§ EXERCISE DETAILS
Would you restate all the data that follows, word for word?

§ STORED ROWS

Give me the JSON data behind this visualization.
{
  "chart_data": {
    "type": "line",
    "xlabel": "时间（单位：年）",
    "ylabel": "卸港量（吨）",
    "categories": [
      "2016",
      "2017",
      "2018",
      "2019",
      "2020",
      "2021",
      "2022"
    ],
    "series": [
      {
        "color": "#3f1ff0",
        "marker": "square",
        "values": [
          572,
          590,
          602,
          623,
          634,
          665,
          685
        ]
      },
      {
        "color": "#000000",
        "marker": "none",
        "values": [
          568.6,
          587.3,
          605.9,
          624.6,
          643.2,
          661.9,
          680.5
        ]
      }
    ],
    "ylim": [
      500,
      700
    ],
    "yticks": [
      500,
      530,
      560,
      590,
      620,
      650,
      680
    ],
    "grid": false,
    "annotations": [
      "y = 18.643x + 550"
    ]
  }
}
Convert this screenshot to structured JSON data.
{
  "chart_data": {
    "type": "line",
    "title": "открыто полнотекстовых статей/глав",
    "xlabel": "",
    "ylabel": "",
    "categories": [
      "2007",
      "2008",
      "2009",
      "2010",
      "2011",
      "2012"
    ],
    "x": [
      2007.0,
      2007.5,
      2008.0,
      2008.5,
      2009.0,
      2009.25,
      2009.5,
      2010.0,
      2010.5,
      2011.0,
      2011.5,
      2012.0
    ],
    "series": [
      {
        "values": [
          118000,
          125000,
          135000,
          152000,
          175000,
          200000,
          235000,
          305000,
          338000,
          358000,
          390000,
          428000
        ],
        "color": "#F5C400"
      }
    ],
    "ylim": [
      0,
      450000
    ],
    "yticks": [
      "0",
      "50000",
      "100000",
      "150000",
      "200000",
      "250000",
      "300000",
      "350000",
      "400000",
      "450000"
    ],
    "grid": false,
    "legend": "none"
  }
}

§ TASK ANSWER
Give me the JSON data behind this visualization.
{
  "chart_data": {
    "type": "line",
    "xlabel": "时间（单位：年）",
    "ylabel": "卸港量（吨）",
    "categories": [
      "2016",
      "2017",
      "2018",
      "2019",
      "2020",
      "2021",
      "2022"
    ],
    "series": [
      {
        "color": "#3f1ff0",
        "marker": "square",
        "values": [
          572,
          590,
          602,
          623,
          634,
          665,
          685
        ]
      },
      {
        "color": "#000000",
        "marker": "none",
        "values": [
          568.6,
          587.3,
          605.9,
          624.6,
          643.2,
          661.9,
          680.5
        ]
      }
    ],
    "ylim": [
      500,
      700
    ],
    "yticks": [
      500,
      530,
      560,
      590,
      620,
      650,
      680
    ],
    "grid": false,
    "annotations": [
      "y = 18.643x + 550"
    ]
  }
}
Convert this screenshot to structured JSON data.
{
  "chart_data": {
    "type": "line",
    "title": "открыто полнотекстовых статей/глав",
    "xlabel": "",
    "ylabel": "",
    "categories": [
      "2007",
      "2008",
      "2009",
      "2010",
      "2011",
      "2012"
    ],
    "x": [
      2007.0,
      2007.5,
      2008.0,
      2008.5,
      2009.0,
      2009.25,
      2009.5,
      2010.0,
      2010.5,
      2011.0,
      2011.5,
      2012.0
    ],
    "series": [
      {
        "values": [
          118000,
          125000,
          135000,
          152000,
          175000,
          200000,
          235000,
          305000,
          338000,
          358000,
          390000,
          428000
        ],
        "color": "#F5C400"
      }
    ],
    "ylim": [
      0,
      450000
    ],
    "yticks": [
      "0",
      "50000",
      "100000",
      "150000",
      "200000",
      "250000",
      "300000",
      "350000",
      "400000",
      "450000"
    ],
    "grid": false,
    "legend": "none"
  }
}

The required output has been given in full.